begin Supplied data

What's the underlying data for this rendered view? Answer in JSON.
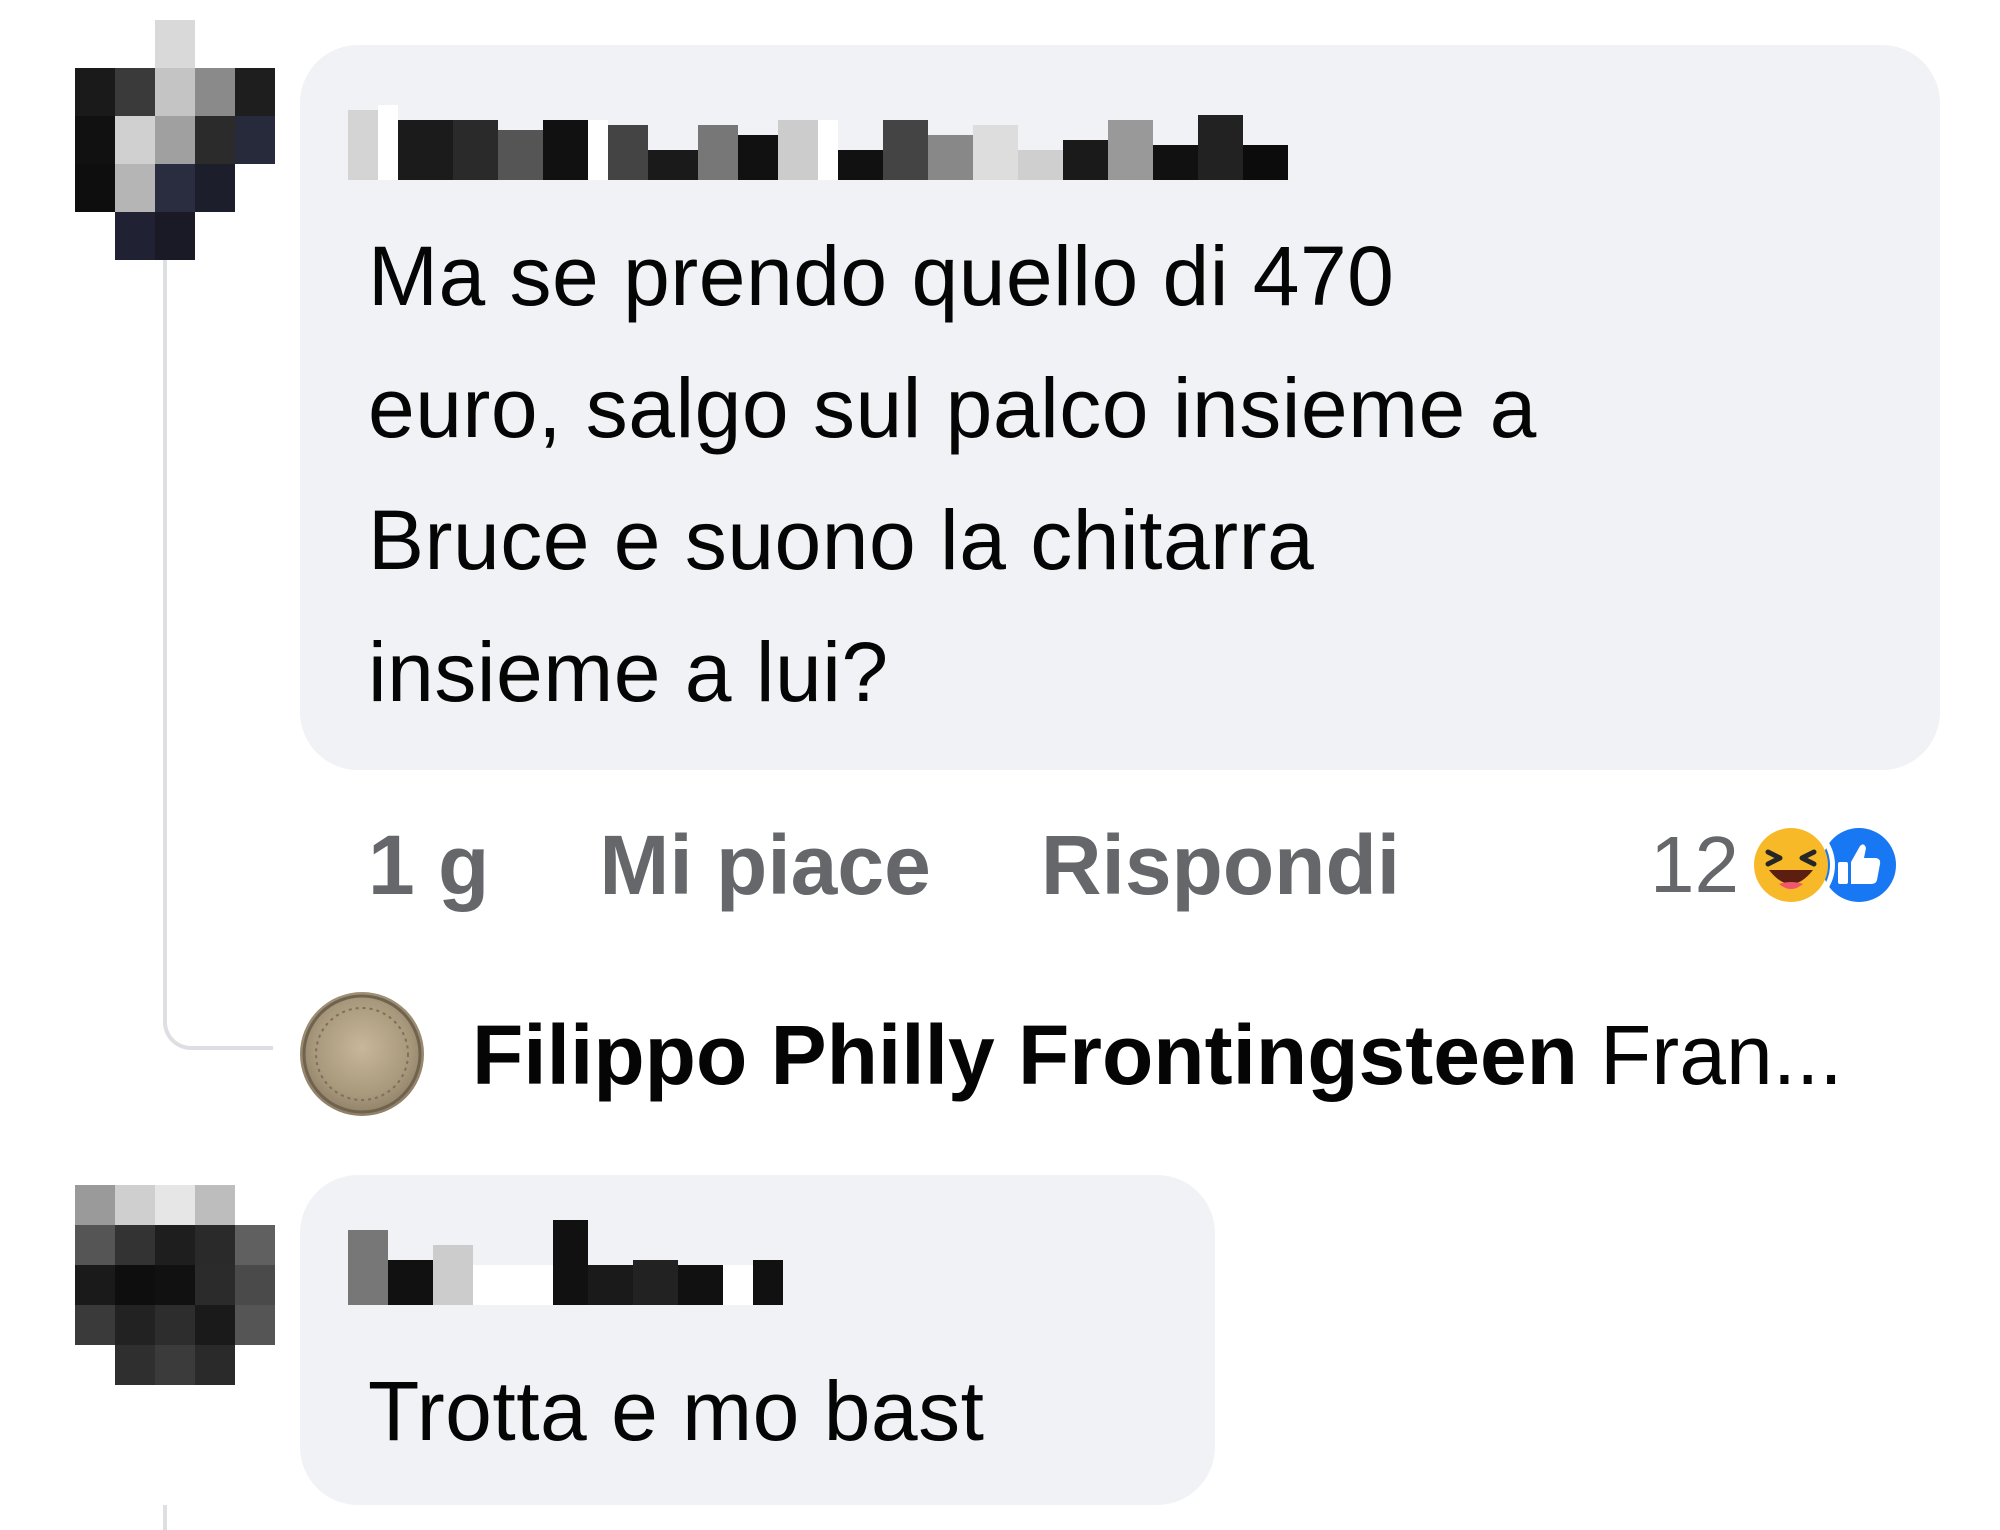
{
  "comments": [
    {
      "author": "",
      "text": "Ma se prendo quello di 470\neuro, salgo sul palco insieme a\nBruce e suono la chitarra\ninsieme a lui?",
      "time": "1 g",
      "like_label": "Mi piace",
      "reply_label": "Rispondi",
      "reaction_count": "12",
      "reactions": [
        "haha-icon",
        "like-icon"
      ],
      "reply_preview": {
        "author": "Filippo Philly Frontingsteen",
        "snippet": "Fran..."
      }
    },
    {
      "author": "",
      "text": "Trotta e mo bast"
    }
  ],
  "colors": {
    "bubble": "#f0f2f5",
    "text": "#050505",
    "secondary_text": "#65676b",
    "like_blue": "#1877f2",
    "haha_yellow": "#f7b928",
    "thread_line": "#dddfe3"
  }
}
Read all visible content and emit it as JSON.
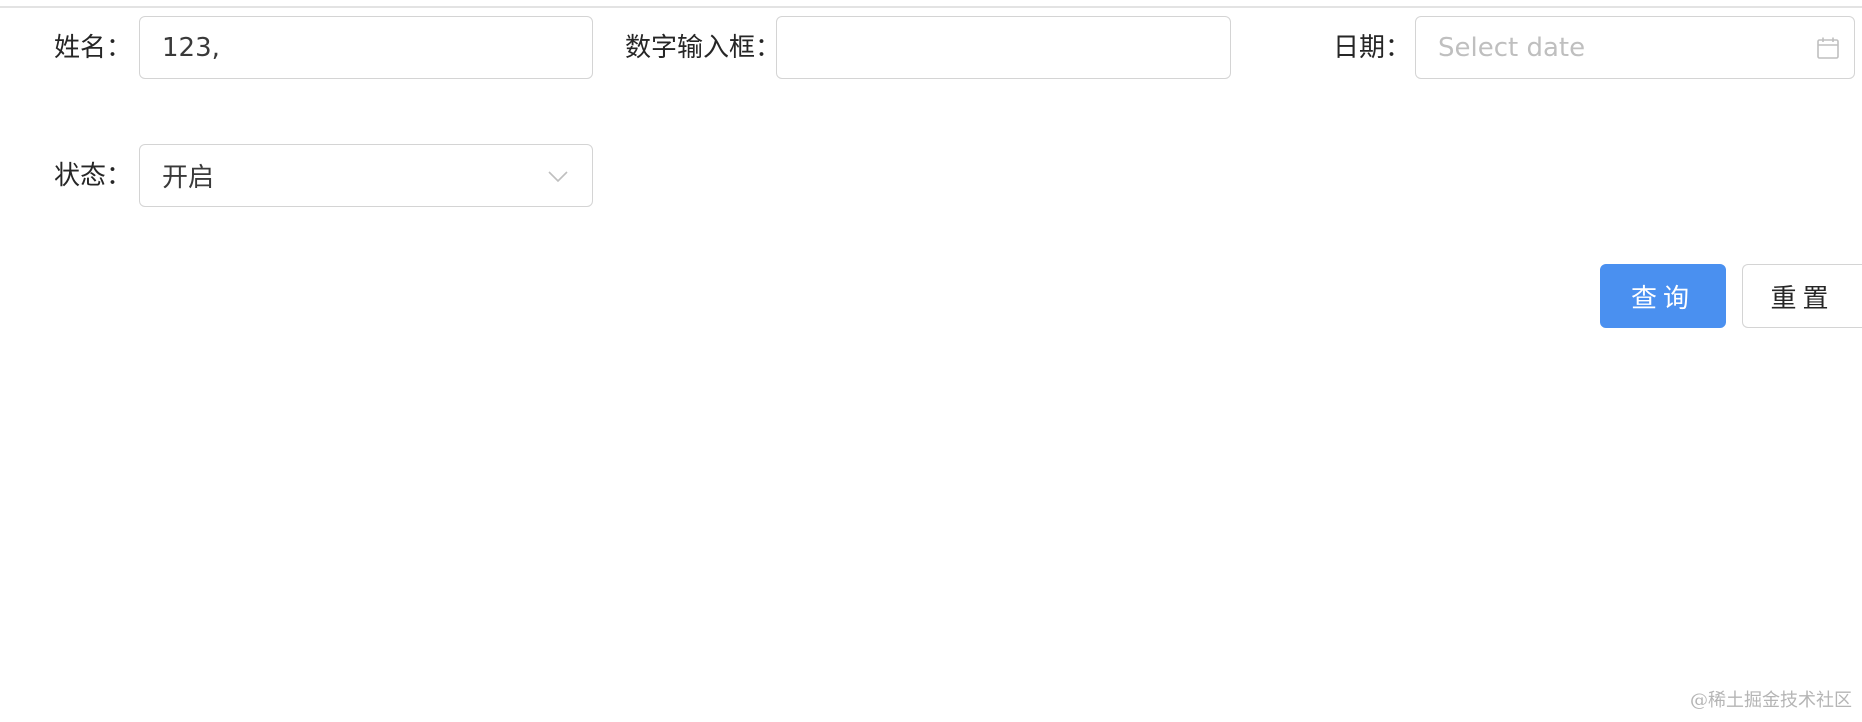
{
  "form": {
    "name": {
      "label": "姓名：",
      "value": "123,"
    },
    "number": {
      "label": "数字输入框：",
      "value": ""
    },
    "date": {
      "label": "日期：",
      "placeholder": "Select date",
      "icon": "calendar-icon"
    },
    "status": {
      "label": "状态：",
      "selected": "开启",
      "icon": "chevron-down-icon"
    }
  },
  "actions": {
    "query_label": "查询",
    "reset_label": "重置"
  },
  "colors": {
    "primary": "#4a90f0",
    "border": "#d4d4d4",
    "placeholder": "#bfbfbf"
  },
  "watermark": "@稀土掘金技术社区"
}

end Supplied data

■ The exercise: Skip all pictures. Write out only the lines from the one containing "Read all visible content and emit it as JSON." to the end of the listing above, inclusive, exactly as given.

■ Output:
Read all visible content and emit it as JSON.
{
  "form": {
    "name": {
      "label": "姓名：",
      "value": "123,"
    },
    "number": {
      "label": "数字输入框：",
      "value": ""
    },
    "date": {
      "label": "日期：",
      "placeholder": "Select date",
      "icon": "calendar-icon"
    },
    "status": {
      "label": "状态：",
      "selected": "开启",
      "icon": "chevron-down-icon"
    }
  },
  "actions": {
    "query_label": "查询",
    "reset_label": "重置"
  },
  "colors": {
    "primary": "#4a90f0",
    "border": "#d4d4d4",
    "placeholder": "#bfbfbf"
  },
  "watermark": "@稀土掘金技术社区"
}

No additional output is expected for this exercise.